What needs to be done
Every entry below should be repeated exactly; the pictures should not.

Data listing:
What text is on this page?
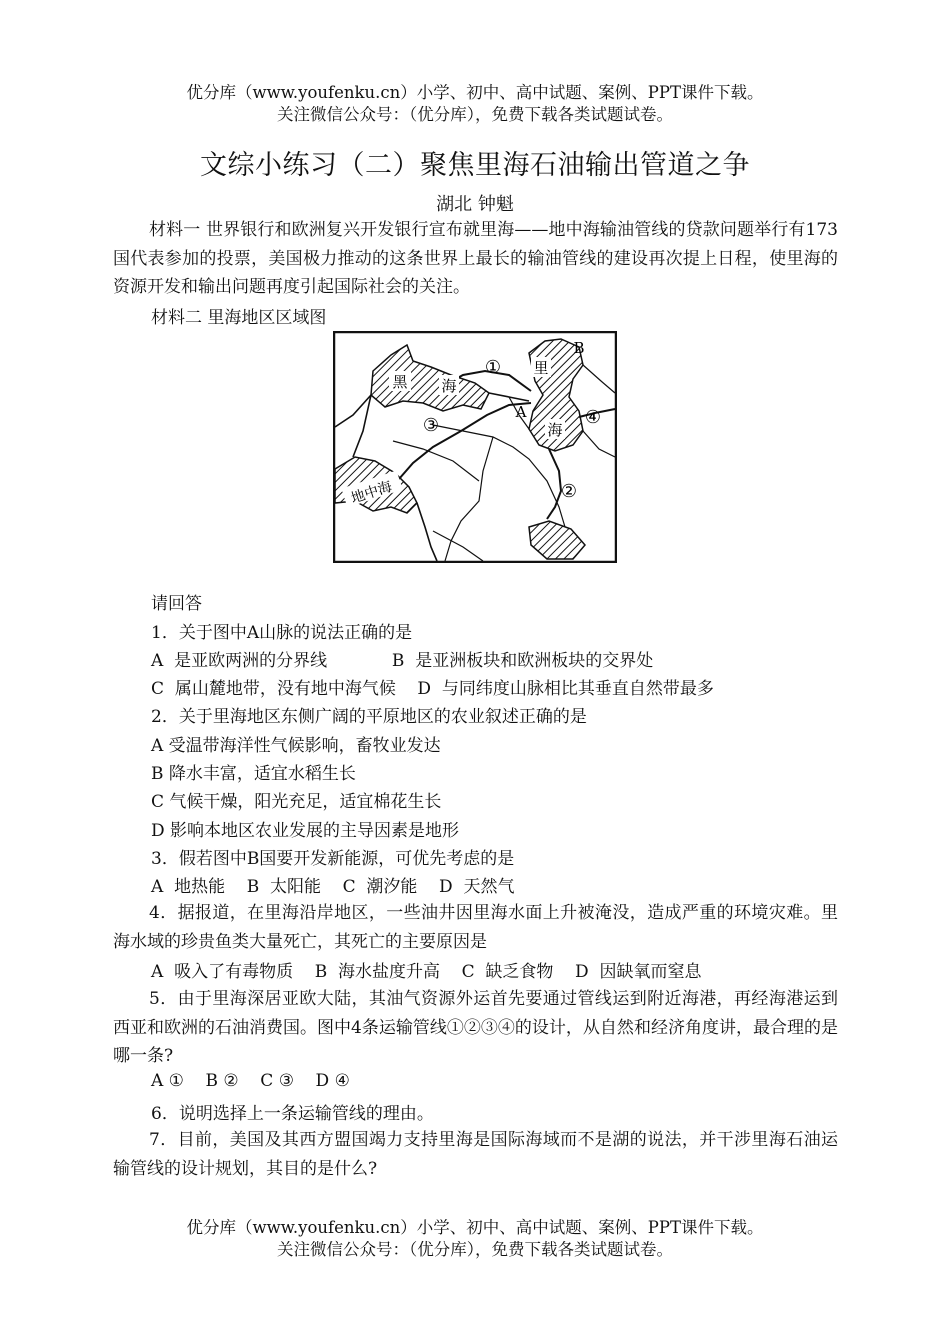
优分库（www.youfenku.cn）小学、初中、高中试题、案例、PPT课件下载。
关注微信公众号：（优分库），免费下载各类试题试卷。
文综小练习（二）聚焦里海石油输出管道之争
湖北 钟魁
材料一 世界银行和欧洲复兴开发银行宣布就里海——地中海输油管线的贷款问题举行有173国代表参加的投票，美国极力推动的这条世界上最长的输油管线的建设再次提上日程，使里海的资源开发和输出问题再度引起国际社会的关注。
材料二 里海地区区域图
黑 海
里
海
地中海
A
B
①
②
③	④
请回答
1．关于图中A山脉的说法正确的是
A  是亚欧两洲的分界线            B  是亚洲板块和欧洲板块的交界处
C  属山麓地带，没有地中海气候    D  与同纬度山脉相比其垂直自然带最多
2．关于里海地区东侧广阔的平原地区的农业叙述正确的是
A 受温带海洋性气候影响，畜牧业发达
B 降水丰富，适宜水稻生长
C 气候干燥，阳光充足，适宜棉花生长
D 影响本地区农业发展的主导因素是地形
3．假若图中B国要开发新能源，可优先考虑的是
A  地热能    B  太阳能    C  潮汐能    D  天然气
4．据报道，在里海沿岸地区，一些油井因里海水面上升被淹没，造成严重的环境灾难。里海水域的珍贵鱼类大量死亡，其死亡的主要原因是
A  吸入了有毒物质    B  海水盐度升高    C  缺乏食物    D  因缺氧而窒息
5．由于里海深居亚欧大陆，其油气资源外运首先要通过管线运到附近海港，再经海港运到西亚和欧洲的石油消费国。图中4条运输管线①②③④的设计，从自然和经济角度讲，最合理的是哪一条?
A ①    B ②    C ③    D ④
6．说明选择上一条运输管线的理由。
7．目前，美国及其西方盟国竭力支持里海是国际海域而不是湖的说法，并干涉里海石油运输管线的设计规划，其目的是什么?
优分库（www.youfenku.cn）小学、初中、高中试题、案例、PPT课件下载。
关注微信公众号：（优分库），免费下载各类试题试卷。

Response for this exercise
What text is on this page?
优分库（www.youfenku.cn）小学、初中、高中试题、案例、PPT课件下载。
关注微信公众号：（优分库），免费下载各类试题试卷。
文综小练习（二）聚焦里海石油输出管道之争
湖北 钟魁
材料一 世界银行和欧洲复兴开发银行宣布就里海——地中海输油管线的贷款问题举行有173国代表参加的投票，美国极力推动的这条世界上最长的输油管线的建设再次提上日程，使里海的资源开发和输出问题再度引起国际社会的关注。
材料二 里海地区区域图
黑 海
里
海
地中海
A
B
①
②
③	④
请回答
1．关于图中A山脉的说法正确的是
A  是亚欧两洲的分界线            B  是亚洲板块和欧洲板块的交界处
C  属山麓地带，没有地中海气候    D  与同纬度山脉相比其垂直自然带最多
2．关于里海地区东侧广阔的平原地区的农业叙述正确的是
A 受温带海洋性气候影响，畜牧业发达
B 降水丰富，适宜水稻生长
C 气候干燥，阳光充足，适宜棉花生长
D 影响本地区农业发展的主导因素是地形
3．假若图中B国要开发新能源，可优先考虑的是
A  地热能    B  太阳能    C  潮汐能    D  天然气
4．据报道，在里海沿岸地区，一些油井因里海水面上升被淹没，造成严重的环境灾难。里海水域的珍贵鱼类大量死亡，其死亡的主要原因是
A  吸入了有毒物质    B  海水盐度升高    C  缺乏食物    D  因缺氧而窒息
5．由于里海深居亚欧大陆，其油气资源外运首先要通过管线运到附近海港，再经海港运到西亚和欧洲的石油消费国。图中4条运输管线①②③④的设计，从自然和经济角度讲，最合理的是哪一条?
A ①    B ②    C ③    D ④
6．说明选择上一条运输管线的理由。
7．目前，美国及其西方盟国竭力支持里海是国际海域而不是湖的说法，并干涉里海石油运输管线的设计规划，其目的是什么?
优分库（www.youfenku.cn）小学、初中、高中试题、案例、PPT课件下载。
关注微信公众号：（优分库），免费下载各类试题试卷。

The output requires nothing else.